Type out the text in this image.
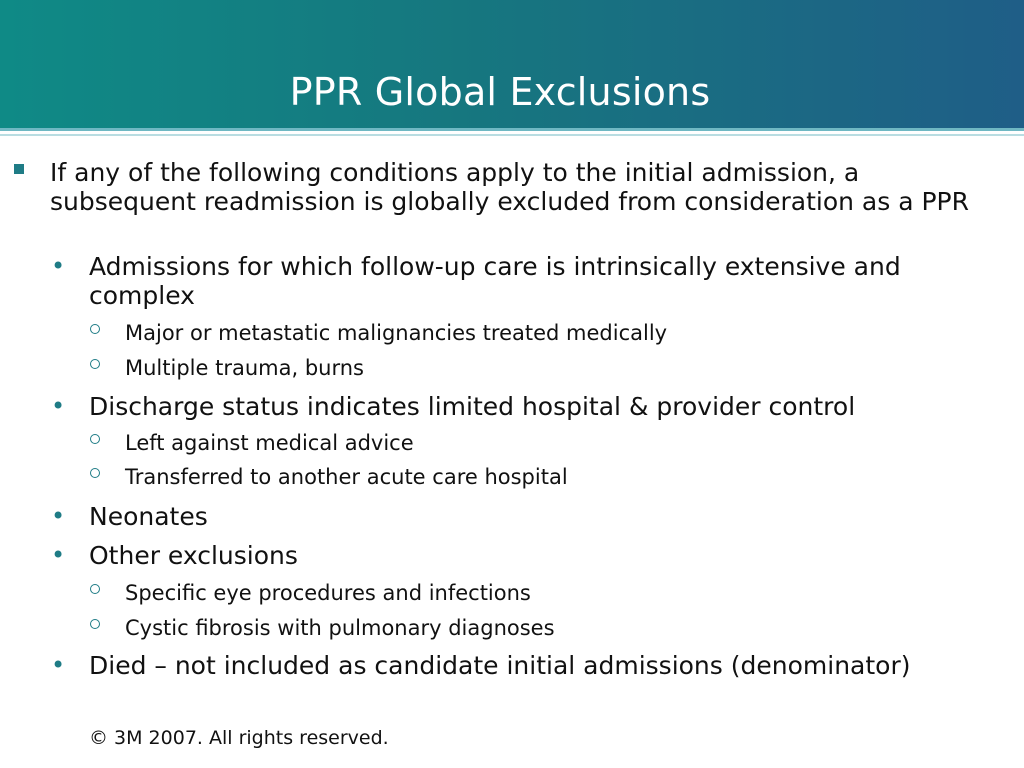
PPR Global Exclusions
If any of the following conditions apply to the initial admission, a subsequent readmission is globally excluded from consideration as a PPR
• Admissions for which follow-up care is intrinsically extensive and complex
Major or metastatic malignancies treated medically
Multiple trauma, burns
• Discharge status indicates limited hospital & provider control
Left against medical advice
Transferred to another acute care hospital
• Neonates
• Other exclusions
Specific eye procedures and infections
Cystic fibrosis with pulmonary diagnoses
• Died – not included as candidate initial admissions (denominator)
© 3M 2007. All rights reserved.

* Do this: Copy each line above containing the string "initial".

* Solution below:
If any of the following conditions apply to the initial admission, a subsequent readmission is globally excluded from consideration as a PPR
• Died – not included as candidate initial admissions (denominator)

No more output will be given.